Short exercise
Show every line below where "name" can be found.
-=-=-=-=-
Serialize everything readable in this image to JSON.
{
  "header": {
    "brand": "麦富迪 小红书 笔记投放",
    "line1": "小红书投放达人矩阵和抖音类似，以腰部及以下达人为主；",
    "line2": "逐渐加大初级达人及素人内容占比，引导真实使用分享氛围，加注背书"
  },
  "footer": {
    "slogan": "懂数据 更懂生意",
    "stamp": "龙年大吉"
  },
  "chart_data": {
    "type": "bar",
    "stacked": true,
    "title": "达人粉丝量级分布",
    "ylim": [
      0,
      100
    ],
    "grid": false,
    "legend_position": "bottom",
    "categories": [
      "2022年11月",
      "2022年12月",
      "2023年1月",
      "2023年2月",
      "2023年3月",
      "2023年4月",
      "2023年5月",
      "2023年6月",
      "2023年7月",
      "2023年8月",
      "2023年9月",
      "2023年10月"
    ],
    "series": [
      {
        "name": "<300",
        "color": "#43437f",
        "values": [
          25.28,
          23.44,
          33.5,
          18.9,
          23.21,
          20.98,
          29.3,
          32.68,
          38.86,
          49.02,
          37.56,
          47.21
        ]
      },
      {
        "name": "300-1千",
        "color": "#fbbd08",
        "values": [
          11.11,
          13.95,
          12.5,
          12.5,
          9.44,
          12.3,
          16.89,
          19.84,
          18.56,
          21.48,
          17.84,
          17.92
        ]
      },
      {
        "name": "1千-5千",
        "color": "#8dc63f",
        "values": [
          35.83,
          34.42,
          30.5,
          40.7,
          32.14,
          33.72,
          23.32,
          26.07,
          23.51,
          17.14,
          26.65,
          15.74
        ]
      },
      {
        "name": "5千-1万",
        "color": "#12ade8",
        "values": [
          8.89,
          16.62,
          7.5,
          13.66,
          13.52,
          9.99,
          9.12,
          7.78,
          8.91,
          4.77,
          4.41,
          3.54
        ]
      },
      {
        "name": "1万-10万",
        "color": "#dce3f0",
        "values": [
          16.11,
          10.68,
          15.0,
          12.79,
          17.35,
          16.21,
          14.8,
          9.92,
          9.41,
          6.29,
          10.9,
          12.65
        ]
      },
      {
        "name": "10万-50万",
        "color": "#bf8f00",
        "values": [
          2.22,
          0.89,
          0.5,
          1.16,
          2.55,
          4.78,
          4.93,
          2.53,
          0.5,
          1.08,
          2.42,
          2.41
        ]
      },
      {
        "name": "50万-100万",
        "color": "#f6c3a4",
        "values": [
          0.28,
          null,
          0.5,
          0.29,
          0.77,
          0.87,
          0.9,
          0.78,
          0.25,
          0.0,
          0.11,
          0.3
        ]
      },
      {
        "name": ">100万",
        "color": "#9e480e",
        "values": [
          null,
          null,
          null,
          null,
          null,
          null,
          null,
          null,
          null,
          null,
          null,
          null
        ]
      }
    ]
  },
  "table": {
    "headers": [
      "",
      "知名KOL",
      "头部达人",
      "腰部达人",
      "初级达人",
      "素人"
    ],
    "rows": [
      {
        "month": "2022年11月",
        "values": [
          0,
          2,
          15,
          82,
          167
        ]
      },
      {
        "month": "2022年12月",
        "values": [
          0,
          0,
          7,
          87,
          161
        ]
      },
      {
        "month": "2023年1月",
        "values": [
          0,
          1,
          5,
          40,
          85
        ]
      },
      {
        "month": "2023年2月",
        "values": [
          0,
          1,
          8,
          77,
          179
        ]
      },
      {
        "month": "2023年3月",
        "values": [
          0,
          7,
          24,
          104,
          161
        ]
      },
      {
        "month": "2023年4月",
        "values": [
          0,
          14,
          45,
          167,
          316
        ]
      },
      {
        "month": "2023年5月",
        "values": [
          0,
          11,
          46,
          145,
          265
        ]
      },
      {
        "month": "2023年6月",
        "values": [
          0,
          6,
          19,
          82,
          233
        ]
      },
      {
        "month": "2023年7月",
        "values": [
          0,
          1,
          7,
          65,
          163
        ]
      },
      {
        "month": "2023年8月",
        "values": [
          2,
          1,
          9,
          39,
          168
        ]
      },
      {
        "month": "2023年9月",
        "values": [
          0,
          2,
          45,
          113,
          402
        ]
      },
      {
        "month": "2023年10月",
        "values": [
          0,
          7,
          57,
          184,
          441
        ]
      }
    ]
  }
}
-=-=-=-=-
Response
        "name": "<300",
        "name": "300-1千",
        "name": "1千-5千",
        "name": "5千-1万",
        "name": "1万-10万",
        "name": "10万-50万",
        "name": "50万-100万",
        "name": ">100万",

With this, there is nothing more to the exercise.